• [INSTRUCTIONS TO FOLLOW]:
Write out every record below exactly as it appears.

--- START DATA ENTRIES ---

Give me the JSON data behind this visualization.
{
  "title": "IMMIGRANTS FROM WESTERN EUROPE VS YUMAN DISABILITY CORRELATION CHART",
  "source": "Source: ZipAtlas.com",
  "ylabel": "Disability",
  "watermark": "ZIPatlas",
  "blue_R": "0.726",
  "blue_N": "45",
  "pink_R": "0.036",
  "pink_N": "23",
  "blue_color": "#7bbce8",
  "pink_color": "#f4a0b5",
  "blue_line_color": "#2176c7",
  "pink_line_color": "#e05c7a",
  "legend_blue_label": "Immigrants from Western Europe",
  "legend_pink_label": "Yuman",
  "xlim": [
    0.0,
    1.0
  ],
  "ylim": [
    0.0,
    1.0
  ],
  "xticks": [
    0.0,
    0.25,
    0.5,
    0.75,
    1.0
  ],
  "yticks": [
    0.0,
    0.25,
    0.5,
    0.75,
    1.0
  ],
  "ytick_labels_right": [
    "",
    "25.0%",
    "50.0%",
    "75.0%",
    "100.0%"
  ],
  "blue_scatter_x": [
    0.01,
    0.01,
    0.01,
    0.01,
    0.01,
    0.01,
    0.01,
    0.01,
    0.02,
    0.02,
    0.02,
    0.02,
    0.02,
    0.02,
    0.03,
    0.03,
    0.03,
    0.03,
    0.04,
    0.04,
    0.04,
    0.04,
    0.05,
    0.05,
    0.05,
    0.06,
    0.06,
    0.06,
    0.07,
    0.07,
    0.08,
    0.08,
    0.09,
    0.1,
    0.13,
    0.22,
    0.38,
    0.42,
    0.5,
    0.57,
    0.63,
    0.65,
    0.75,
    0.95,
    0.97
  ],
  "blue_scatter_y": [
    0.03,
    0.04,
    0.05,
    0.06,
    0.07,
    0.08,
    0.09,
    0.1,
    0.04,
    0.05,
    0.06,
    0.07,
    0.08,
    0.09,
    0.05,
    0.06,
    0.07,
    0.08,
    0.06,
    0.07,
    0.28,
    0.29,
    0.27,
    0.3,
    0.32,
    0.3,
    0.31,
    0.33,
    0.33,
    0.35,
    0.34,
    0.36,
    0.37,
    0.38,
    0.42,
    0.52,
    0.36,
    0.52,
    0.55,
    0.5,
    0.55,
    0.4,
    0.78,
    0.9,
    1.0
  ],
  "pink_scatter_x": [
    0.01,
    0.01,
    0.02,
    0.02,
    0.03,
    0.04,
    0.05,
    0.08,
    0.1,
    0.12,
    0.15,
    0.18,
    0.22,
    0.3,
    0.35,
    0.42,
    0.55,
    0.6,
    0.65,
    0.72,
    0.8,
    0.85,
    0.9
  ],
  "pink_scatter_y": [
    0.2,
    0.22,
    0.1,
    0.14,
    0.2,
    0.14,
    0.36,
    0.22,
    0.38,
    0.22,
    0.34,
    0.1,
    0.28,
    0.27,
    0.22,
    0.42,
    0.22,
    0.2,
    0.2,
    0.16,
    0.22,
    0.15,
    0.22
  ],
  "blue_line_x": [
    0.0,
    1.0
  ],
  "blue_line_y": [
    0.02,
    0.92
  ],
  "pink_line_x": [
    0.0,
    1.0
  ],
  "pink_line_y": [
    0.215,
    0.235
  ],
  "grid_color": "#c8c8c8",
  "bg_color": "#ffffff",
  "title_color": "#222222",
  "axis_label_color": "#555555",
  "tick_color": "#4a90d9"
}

--- END DATA ENTRIES ---

• [REPLY]:
Give me the JSON data behind this visualization.
{
  "title": "IMMIGRANTS FROM WESTERN EUROPE VS YUMAN DISABILITY CORRELATION CHART",
  "source": "Source: ZipAtlas.com",
  "ylabel": "Disability",
  "watermark": "ZIPatlas",
  "blue_R": "0.726",
  "blue_N": "45",
  "pink_R": "0.036",
  "pink_N": "23",
  "blue_color": "#7bbce8",
  "pink_color": "#f4a0b5",
  "blue_line_color": "#2176c7",
  "pink_line_color": "#e05c7a",
  "legend_blue_label": "Immigrants from Western Europe",
  "legend_pink_label": "Yuman",
  "xlim": [
    0.0,
    1.0
  ],
  "ylim": [
    0.0,
    1.0
  ],
  "xticks": [
    0.0,
    0.25,
    0.5,
    0.75,
    1.0
  ],
  "yticks": [
    0.0,
    0.25,
    0.5,
    0.75,
    1.0
  ],
  "ytick_labels_right": [
    "",
    "25.0%",
    "50.0%",
    "75.0%",
    "100.0%"
  ],
  "blue_scatter_x": [
    0.01,
    0.01,
    0.01,
    0.01,
    0.01,
    0.01,
    0.01,
    0.01,
    0.02,
    0.02,
    0.02,
    0.02,
    0.02,
    0.02,
    0.03,
    0.03,
    0.03,
    0.03,
    0.04,
    0.04,
    0.04,
    0.04,
    0.05,
    0.05,
    0.05,
    0.06,
    0.06,
    0.06,
    0.07,
    0.07,
    0.08,
    0.08,
    0.09,
    0.1,
    0.13,
    0.22,
    0.38,
    0.42,
    0.5,
    0.57,
    0.63,
    0.65,
    0.75,
    0.95,
    0.97
  ],
  "blue_scatter_y": [
    0.03,
    0.04,
    0.05,
    0.06,
    0.07,
    0.08,
    0.09,
    0.1,
    0.04,
    0.05,
    0.06,
    0.07,
    0.08,
    0.09,
    0.05,
    0.06,
    0.07,
    0.08,
    0.06,
    0.07,
    0.28,
    0.29,
    0.27,
    0.3,
    0.32,
    0.3,
    0.31,
    0.33,
    0.33,
    0.35,
    0.34,
    0.36,
    0.37,
    0.38,
    0.42,
    0.52,
    0.36,
    0.52,
    0.55,
    0.5,
    0.55,
    0.4,
    0.78,
    0.9,
    1.0
  ],
  "pink_scatter_x": [
    0.01,
    0.01,
    0.02,
    0.02,
    0.03,
    0.04,
    0.05,
    0.08,
    0.1,
    0.12,
    0.15,
    0.18,
    0.22,
    0.3,
    0.35,
    0.42,
    0.55,
    0.6,
    0.65,
    0.72,
    0.8,
    0.85,
    0.9
  ],
  "pink_scatter_y": [
    0.2,
    0.22,
    0.1,
    0.14,
    0.2,
    0.14,
    0.36,
    0.22,
    0.38,
    0.22,
    0.34,
    0.1,
    0.28,
    0.27,
    0.22,
    0.42,
    0.22,
    0.2,
    0.2,
    0.16,
    0.22,
    0.15,
    0.22
  ],
  "blue_line_x": [
    0.0,
    1.0
  ],
  "blue_line_y": [
    0.02,
    0.92
  ],
  "pink_line_x": [
    0.0,
    1.0
  ],
  "pink_line_y": [
    0.215,
    0.235
  ],
  "grid_color": "#c8c8c8",
  "bg_color": "#ffffff",
  "title_color": "#222222",
  "axis_label_color": "#555555",
  "tick_color": "#4a90d9"
}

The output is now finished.